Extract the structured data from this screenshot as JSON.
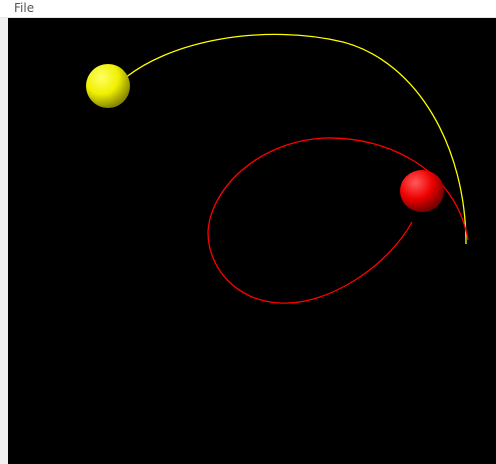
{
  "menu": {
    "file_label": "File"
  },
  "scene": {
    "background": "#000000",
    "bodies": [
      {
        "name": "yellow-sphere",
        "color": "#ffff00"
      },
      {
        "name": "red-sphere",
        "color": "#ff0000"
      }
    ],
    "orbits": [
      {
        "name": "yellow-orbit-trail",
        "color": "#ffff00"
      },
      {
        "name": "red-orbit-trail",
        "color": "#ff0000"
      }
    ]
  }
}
● ● ● ●
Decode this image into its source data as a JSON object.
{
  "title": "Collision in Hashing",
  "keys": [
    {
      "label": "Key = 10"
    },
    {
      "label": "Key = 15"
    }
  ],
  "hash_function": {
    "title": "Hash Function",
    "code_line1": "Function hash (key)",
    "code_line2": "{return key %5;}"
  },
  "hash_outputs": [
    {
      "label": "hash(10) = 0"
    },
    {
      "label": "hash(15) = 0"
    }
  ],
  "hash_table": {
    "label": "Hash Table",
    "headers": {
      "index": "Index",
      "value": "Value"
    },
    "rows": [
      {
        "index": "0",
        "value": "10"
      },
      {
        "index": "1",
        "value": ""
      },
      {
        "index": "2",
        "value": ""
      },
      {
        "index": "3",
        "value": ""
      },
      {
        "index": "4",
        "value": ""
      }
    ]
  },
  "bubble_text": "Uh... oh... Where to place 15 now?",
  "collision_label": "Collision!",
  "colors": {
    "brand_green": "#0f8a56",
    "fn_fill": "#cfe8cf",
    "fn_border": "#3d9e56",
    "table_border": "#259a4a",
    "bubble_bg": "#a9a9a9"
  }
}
● ● ● ●
**Problem to solve:** List all lines where "data" occurs.

**Output:**
Extract the structured data from this screenshot as JSON.
Decode this image into its source data as a JSON object.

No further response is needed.